◆ **Work instructions**
Scan the data below for the string "JSET". Show every line where it turns up.

◆ **Records provided**
<<<<
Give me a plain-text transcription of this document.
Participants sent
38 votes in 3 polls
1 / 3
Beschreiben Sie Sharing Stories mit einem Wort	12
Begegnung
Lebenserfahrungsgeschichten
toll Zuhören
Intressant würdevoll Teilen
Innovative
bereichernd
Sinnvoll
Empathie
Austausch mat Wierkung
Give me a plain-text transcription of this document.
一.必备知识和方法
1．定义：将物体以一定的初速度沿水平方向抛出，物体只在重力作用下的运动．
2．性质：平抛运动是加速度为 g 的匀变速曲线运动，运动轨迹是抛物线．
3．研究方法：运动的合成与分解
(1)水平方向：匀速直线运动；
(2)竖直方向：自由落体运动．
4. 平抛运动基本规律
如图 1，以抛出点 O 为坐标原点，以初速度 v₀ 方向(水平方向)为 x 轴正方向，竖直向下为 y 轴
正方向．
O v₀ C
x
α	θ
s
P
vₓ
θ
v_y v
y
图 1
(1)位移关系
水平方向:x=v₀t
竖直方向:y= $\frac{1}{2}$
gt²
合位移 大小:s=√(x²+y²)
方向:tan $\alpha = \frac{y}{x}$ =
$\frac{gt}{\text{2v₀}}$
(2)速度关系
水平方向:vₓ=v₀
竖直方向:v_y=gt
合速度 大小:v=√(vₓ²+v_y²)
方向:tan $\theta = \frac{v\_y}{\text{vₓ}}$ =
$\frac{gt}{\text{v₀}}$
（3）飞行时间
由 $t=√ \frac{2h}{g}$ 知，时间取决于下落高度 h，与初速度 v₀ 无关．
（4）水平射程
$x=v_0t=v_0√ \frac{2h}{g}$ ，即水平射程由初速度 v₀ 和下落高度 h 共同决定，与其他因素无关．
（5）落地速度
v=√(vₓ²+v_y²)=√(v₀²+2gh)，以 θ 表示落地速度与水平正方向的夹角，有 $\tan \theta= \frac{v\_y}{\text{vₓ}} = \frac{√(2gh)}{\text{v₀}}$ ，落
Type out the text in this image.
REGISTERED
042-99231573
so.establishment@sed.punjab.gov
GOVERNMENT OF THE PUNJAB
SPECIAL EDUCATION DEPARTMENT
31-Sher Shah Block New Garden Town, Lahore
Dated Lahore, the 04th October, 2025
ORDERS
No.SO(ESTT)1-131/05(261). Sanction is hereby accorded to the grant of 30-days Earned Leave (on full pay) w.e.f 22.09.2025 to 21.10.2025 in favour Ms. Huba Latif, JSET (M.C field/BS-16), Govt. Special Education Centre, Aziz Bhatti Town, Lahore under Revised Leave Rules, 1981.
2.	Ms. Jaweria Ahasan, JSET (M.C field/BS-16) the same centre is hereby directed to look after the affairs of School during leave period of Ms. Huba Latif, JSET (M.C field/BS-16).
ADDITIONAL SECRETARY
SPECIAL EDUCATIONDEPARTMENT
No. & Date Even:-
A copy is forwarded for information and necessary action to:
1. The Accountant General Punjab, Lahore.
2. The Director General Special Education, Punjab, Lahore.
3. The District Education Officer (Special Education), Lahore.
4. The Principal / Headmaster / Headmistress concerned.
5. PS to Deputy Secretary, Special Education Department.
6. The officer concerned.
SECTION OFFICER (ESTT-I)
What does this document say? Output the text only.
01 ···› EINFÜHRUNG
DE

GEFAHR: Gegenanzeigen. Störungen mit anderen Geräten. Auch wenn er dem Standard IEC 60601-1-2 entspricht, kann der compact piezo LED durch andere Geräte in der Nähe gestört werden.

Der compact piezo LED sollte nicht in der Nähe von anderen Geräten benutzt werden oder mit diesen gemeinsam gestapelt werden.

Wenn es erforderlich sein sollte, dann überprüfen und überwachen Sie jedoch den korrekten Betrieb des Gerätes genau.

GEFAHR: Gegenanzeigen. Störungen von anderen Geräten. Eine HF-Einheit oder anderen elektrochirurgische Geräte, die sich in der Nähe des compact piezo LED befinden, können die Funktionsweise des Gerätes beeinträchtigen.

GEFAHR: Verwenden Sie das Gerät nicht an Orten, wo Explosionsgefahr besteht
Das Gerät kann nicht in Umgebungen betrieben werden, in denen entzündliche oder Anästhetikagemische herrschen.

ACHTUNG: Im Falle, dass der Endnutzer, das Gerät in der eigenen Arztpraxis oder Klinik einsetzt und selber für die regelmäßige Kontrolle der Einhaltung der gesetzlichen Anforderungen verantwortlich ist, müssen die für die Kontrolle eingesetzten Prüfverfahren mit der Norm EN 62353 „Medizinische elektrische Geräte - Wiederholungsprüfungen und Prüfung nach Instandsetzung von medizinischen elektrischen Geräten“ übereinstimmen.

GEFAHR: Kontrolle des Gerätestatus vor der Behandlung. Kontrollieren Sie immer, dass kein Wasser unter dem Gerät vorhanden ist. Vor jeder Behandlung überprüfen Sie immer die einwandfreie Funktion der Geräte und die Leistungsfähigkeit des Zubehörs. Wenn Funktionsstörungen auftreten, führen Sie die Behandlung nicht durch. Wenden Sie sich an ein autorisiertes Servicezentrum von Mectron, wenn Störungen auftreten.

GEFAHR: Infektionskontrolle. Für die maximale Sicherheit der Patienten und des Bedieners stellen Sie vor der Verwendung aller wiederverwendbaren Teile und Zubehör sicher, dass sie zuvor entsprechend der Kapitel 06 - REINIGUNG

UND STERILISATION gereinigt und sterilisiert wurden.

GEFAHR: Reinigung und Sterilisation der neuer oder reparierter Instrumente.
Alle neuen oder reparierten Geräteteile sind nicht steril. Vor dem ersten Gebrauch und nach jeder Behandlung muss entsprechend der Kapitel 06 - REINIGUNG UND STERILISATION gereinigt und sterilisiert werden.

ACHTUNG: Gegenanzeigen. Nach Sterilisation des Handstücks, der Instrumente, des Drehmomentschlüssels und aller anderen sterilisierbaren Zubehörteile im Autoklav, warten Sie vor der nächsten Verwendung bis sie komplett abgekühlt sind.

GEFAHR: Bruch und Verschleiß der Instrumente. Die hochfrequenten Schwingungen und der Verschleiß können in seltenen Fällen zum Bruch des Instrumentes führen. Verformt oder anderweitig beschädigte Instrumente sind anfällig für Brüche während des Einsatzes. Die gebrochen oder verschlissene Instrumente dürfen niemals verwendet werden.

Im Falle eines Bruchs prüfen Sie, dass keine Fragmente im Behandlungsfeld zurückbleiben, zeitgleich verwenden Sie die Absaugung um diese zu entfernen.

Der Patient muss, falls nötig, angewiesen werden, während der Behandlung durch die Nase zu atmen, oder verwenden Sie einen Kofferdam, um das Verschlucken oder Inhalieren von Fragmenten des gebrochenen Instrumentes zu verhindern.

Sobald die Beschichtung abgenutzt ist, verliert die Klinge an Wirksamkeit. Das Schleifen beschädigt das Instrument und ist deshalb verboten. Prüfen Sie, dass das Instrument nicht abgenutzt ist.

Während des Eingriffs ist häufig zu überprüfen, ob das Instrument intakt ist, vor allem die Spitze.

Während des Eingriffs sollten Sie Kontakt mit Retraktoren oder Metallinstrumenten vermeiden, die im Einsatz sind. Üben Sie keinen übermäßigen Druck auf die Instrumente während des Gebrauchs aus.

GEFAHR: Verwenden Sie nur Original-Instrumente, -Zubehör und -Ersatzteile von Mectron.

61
>>>>
◆ **Exercise response**
No.SO(ESTT)1-131/05(261). Sanction is hereby accorded to the grant of 30-days Earned Leave (on full pay) w.e.f 22.09.2025 to 21.10.2025 in favour Ms. Huba Latif, JSET (M.C field/BS-16), Govt. Special Education Centre, Aziz Bhatti Town, Lahore under Revised Leave Rules, 1981.
2.	Ms. Jaweria Ahasan, JSET (M.C field/BS-16) the same centre is hereby directed to look after the affairs of School during leave period of Ms. Huba Latif, JSET (M.C field/BS-16).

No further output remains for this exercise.